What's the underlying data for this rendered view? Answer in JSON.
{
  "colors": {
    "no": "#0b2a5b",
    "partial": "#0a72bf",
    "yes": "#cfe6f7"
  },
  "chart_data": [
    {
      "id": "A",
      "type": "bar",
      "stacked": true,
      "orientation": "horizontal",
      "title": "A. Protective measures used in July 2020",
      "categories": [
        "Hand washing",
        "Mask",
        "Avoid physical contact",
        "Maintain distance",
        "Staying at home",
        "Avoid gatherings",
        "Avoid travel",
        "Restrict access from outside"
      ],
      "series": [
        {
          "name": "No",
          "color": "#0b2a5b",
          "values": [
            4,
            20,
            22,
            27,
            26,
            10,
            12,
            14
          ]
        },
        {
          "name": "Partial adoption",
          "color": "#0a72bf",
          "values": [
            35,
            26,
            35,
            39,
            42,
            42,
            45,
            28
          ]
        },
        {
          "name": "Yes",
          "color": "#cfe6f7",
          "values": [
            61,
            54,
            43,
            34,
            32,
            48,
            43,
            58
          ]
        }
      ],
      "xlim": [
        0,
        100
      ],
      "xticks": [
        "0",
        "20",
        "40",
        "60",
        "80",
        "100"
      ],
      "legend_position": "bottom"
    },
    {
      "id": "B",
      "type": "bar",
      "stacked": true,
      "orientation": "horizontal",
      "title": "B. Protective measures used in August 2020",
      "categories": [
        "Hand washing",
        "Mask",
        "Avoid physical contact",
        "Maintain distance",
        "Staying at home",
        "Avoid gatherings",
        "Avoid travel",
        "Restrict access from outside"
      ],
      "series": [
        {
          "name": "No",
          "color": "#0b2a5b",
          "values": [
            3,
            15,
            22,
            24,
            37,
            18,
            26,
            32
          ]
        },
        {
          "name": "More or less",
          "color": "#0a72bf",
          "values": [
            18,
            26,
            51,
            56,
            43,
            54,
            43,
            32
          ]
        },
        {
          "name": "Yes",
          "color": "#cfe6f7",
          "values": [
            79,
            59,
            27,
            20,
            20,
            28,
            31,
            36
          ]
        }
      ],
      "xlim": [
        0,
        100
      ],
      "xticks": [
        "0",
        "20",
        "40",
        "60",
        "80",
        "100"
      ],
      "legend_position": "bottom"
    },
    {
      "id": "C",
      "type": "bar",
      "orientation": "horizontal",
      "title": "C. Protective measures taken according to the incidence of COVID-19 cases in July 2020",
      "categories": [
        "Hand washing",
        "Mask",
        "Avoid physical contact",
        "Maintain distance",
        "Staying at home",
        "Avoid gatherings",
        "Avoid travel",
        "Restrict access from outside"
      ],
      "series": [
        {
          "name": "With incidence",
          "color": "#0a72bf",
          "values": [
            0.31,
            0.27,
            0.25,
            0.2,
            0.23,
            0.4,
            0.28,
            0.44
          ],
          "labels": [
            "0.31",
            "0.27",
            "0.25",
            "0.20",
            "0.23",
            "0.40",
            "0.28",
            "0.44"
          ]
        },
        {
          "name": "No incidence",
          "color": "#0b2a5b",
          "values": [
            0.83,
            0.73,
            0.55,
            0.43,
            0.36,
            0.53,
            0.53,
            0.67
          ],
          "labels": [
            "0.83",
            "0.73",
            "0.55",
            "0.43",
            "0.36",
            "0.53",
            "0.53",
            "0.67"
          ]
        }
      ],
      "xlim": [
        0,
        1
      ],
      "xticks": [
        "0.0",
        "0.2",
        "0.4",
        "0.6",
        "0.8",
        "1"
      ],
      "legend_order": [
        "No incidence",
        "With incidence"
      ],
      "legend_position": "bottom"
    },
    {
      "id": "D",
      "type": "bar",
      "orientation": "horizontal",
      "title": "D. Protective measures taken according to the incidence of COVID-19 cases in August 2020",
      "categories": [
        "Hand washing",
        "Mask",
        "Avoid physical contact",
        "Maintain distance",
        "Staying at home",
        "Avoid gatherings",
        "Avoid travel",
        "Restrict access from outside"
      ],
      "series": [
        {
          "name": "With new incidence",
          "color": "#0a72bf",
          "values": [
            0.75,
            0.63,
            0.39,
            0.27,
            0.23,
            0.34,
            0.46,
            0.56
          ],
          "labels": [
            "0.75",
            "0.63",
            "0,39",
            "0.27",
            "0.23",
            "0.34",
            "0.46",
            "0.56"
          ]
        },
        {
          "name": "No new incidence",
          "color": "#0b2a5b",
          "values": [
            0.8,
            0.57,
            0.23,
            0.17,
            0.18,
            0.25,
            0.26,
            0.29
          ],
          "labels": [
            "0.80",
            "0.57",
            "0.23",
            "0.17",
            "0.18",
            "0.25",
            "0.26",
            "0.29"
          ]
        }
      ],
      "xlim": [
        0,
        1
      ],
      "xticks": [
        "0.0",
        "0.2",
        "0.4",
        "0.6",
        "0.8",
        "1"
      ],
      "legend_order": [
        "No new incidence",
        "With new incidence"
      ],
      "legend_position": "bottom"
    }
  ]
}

--- SET EXERCISE ---
The whole listing above needs to be written out again exactly.

--- WRITTEN RESPONSE ---
What's the underlying data for this rendered view? Answer in JSON.
{
  "colors": {
    "no": "#0b2a5b",
    "partial": "#0a72bf",
    "yes": "#cfe6f7"
  },
  "chart_data": [
    {
      "id": "A",
      "type": "bar",
      "stacked": true,
      "orientation": "horizontal",
      "title": "A. Protective measures used in July 2020",
      "categories": [
        "Hand washing",
        "Mask",
        "Avoid physical contact",
        "Maintain distance",
        "Staying at home",
        "Avoid gatherings",
        "Avoid travel",
        "Restrict access from outside"
      ],
      "series": [
        {
          "name": "No",
          "color": "#0b2a5b",
          "values": [
            4,
            20,
            22,
            27,
            26,
            10,
            12,
            14
          ]
        },
        {
          "name": "Partial adoption",
          "color": "#0a72bf",
          "values": [
            35,
            26,
            35,
            39,
            42,
            42,
            45,
            28
          ]
        },
        {
          "name": "Yes",
          "color": "#cfe6f7",
          "values": [
            61,
            54,
            43,
            34,
            32,
            48,
            43,
            58
          ]
        }
      ],
      "xlim": [
        0,
        100
      ],
      "xticks": [
        "0",
        "20",
        "40",
        "60",
        "80",
        "100"
      ],
      "legend_position": "bottom"
    },
    {
      "id": "B",
      "type": "bar",
      "stacked": true,
      "orientation": "horizontal",
      "title": "B. Protective measures used in August 2020",
      "categories": [
        "Hand washing",
        "Mask",
        "Avoid physical contact",
        "Maintain distance",
        "Staying at home",
        "Avoid gatherings",
        "Avoid travel",
        "Restrict access from outside"
      ],
      "series": [
        {
          "name": "No",
          "color": "#0b2a5b",
          "values": [
            3,
            15,
            22,
            24,
            37,
            18,
            26,
            32
          ]
        },
        {
          "name": "More or less",
          "color": "#0a72bf",
          "values": [
            18,
            26,
            51,
            56,
            43,
            54,
            43,
            32
          ]
        },
        {
          "name": "Yes",
          "color": "#cfe6f7",
          "values": [
            79,
            59,
            27,
            20,
            20,
            28,
            31,
            36
          ]
        }
      ],
      "xlim": [
        0,
        100
      ],
      "xticks": [
        "0",
        "20",
        "40",
        "60",
        "80",
        "100"
      ],
      "legend_position": "bottom"
    },
    {
      "id": "C",
      "type": "bar",
      "orientation": "horizontal",
      "title": "C. Protective measures taken according to the incidence of COVID-19 cases in July 2020",
      "categories": [
        "Hand washing",
        "Mask",
        "Avoid physical contact",
        "Maintain distance",
        "Staying at home",
        "Avoid gatherings",
        "Avoid travel",
        "Restrict access from outside"
      ],
      "series": [
        {
          "name": "With incidence",
          "color": "#0a72bf",
          "values": [
            0.31,
            0.27,
            0.25,
            0.2,
            0.23,
            0.4,
            0.28,
            0.44
          ],
          "labels": [
            "0.31",
            "0.27",
            "0.25",
            "0.20",
            "0.23",
            "0.40",
            "0.28",
            "0.44"
          ]
        },
        {
          "name": "No incidence",
          "color": "#0b2a5b",
          "values": [
            0.83,
            0.73,
            0.55,
            0.43,
            0.36,
            0.53,
            0.53,
            0.67
          ],
          "labels": [
            "0.83",
            "0.73",
            "0.55",
            "0.43",
            "0.36",
            "0.53",
            "0.53",
            "0.67"
          ]
        }
      ],
      "xlim": [
        0,
        1
      ],
      "xticks": [
        "0.0",
        "0.2",
        "0.4",
        "0.6",
        "0.8",
        "1"
      ],
      "legend_order": [
        "No incidence",
        "With incidence"
      ],
      "legend_position": "bottom"
    },
    {
      "id": "D",
      "type": "bar",
      "orientation": "horizontal",
      "title": "D. Protective measures taken according to the incidence of COVID-19 cases in August 2020",
      "categories": [
        "Hand washing",
        "Mask",
        "Avoid physical contact",
        "Maintain distance",
        "Staying at home",
        "Avoid gatherings",
        "Avoid travel",
        "Restrict access from outside"
      ],
      "series": [
        {
          "name": "With new incidence",
          "color": "#0a72bf",
          "values": [
            0.75,
            0.63,
            0.39,
            0.27,
            0.23,
            0.34,
            0.46,
            0.56
          ],
          "labels": [
            "0.75",
            "0.63",
            "0,39",
            "0.27",
            "0.23",
            "0.34",
            "0.46",
            "0.56"
          ]
        },
        {
          "name": "No new incidence",
          "color": "#0b2a5b",
          "values": [
            0.8,
            0.57,
            0.23,
            0.17,
            0.18,
            0.25,
            0.26,
            0.29
          ],
          "labels": [
            "0.80",
            "0.57",
            "0.23",
            "0.17",
            "0.18",
            "0.25",
            "0.26",
            "0.29"
          ]
        }
      ],
      "xlim": [
        0,
        1
      ],
      "xticks": [
        "0.0",
        "0.2",
        "0.4",
        "0.6",
        "0.8",
        "1"
      ],
      "legend_order": [
        "No new incidence",
        "With new incidence"
      ],
      "legend_position": "bottom"
    }
  ]
}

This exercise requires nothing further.